[WRITTEN EXERCISE]: Repeat the material verbatim. Images are excluded from the copy.

[SOURCE RECORDS]:
--

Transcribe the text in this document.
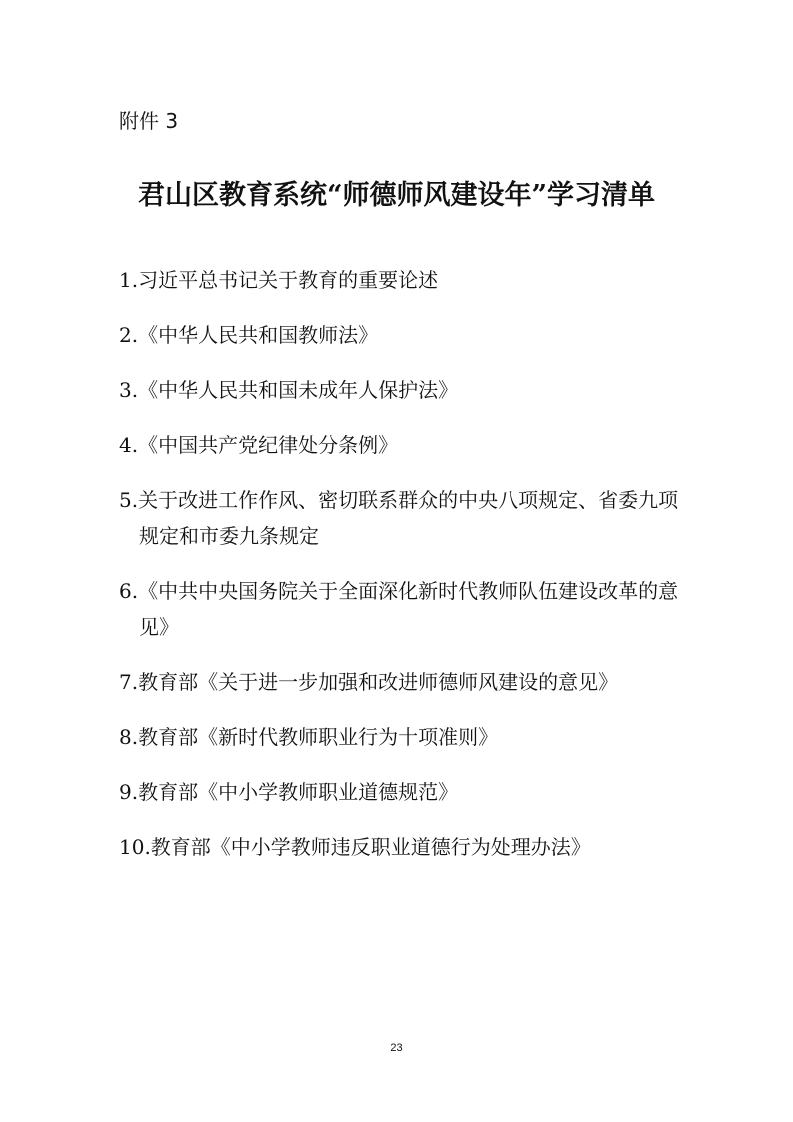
附件 3
君山区教育系统“师德师风建设年”学习清单
1.习近平总书记关于教育的重要论述
2.《中华人民共和国教师法》
3.《中华人民共和国未成年人保护法》
4.《中国共产党纪律处分条例》
5.关于改进工作作风、密切联系群众的中央八项规定、省委九项规定和市委九条规定
6.《中共中央国务院关于全面深化新时代教师队伍建设改革的意见》
7.教育部《关于进一步加强和改进师德师风建设的意见》
8.教育部《新时代教师职业行为十项准则》
9.教育部《中小学教师职业道德规范》
10.教育部《中小学教师违反职业道德行为处理办法》
23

--

[RESPONSE TO THE TASK]:
Transcribe the text in this document.
附件 3
君山区教育系统“师德师风建设年”学习清单
1.习近平总书记关于教育的重要论述
2.《中华人民共和国教师法》
3.《中华人民共和国未成年人保护法》
4.《中国共产党纪律处分条例》
5.关于改进工作作风、密切联系群众的中央八项规定、省委九项规定和市委九条规定
6.《中共中央国务院关于全面深化新时代教师队伍建设改革的意见》
7.教育部《关于进一步加强和改进师德师风建设的意见》
8.教育部《新时代教师职业行为十项准则》
9.教育部《中小学教师职业道德规范》
10.教育部《中小学教师违反职业道德行为处理办法》
23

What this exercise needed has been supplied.